>>>>>

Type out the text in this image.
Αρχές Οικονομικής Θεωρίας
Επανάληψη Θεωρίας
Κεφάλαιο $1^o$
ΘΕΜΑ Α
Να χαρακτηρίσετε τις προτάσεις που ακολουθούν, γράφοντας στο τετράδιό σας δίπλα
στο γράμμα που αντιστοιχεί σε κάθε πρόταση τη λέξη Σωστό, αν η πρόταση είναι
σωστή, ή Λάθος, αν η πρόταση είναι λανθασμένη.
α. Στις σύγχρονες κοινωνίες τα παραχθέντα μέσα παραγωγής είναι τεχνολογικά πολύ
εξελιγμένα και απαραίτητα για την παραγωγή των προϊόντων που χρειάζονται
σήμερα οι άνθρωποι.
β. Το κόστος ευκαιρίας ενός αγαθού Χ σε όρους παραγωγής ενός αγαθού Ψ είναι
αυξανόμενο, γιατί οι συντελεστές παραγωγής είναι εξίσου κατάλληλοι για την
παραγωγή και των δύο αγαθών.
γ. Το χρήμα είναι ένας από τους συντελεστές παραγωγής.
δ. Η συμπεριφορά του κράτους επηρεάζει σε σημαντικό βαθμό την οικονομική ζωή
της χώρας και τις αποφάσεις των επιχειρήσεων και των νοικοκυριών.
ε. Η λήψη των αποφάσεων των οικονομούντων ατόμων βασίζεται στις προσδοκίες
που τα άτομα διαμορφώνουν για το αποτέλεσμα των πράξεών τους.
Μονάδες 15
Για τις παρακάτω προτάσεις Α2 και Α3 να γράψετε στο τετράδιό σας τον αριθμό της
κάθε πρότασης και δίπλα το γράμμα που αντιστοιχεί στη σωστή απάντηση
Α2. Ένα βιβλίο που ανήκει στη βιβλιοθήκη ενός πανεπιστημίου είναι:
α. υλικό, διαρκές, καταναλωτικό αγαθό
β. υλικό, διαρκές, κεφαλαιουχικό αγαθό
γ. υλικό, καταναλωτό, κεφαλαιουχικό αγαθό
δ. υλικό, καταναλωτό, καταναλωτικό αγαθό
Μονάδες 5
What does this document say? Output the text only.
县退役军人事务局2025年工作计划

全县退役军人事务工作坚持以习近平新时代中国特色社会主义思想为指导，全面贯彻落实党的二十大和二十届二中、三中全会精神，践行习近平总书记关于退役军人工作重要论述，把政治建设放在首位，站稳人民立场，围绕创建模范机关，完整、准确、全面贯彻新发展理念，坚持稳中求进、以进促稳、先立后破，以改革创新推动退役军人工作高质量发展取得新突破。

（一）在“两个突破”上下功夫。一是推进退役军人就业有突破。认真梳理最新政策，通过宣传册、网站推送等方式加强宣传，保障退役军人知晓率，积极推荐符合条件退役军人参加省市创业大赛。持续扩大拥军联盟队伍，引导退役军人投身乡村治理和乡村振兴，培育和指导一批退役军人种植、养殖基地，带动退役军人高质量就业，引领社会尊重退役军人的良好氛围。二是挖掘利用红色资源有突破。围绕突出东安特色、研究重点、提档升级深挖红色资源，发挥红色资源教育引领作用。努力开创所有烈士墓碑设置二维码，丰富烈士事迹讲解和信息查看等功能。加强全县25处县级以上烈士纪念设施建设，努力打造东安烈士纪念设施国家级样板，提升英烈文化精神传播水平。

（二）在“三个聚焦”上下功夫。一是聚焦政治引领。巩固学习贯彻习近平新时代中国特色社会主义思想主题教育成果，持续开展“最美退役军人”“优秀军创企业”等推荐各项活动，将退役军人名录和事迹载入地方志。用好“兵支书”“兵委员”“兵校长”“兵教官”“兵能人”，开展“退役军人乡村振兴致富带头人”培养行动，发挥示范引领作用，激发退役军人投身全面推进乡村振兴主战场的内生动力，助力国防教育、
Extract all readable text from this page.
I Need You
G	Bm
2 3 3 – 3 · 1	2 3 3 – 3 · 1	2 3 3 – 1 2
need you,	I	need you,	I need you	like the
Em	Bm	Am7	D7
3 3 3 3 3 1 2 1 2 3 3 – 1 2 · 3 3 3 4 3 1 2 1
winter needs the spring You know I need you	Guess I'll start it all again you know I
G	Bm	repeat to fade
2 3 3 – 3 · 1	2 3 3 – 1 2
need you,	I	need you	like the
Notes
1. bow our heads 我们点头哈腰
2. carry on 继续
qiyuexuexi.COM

<<<<<

Stated task - Out of the preceding entries, pull every line containing the string "like".

Output for this task -
need you,	I	need you,	I need you	like the
need you,	I	need you	like the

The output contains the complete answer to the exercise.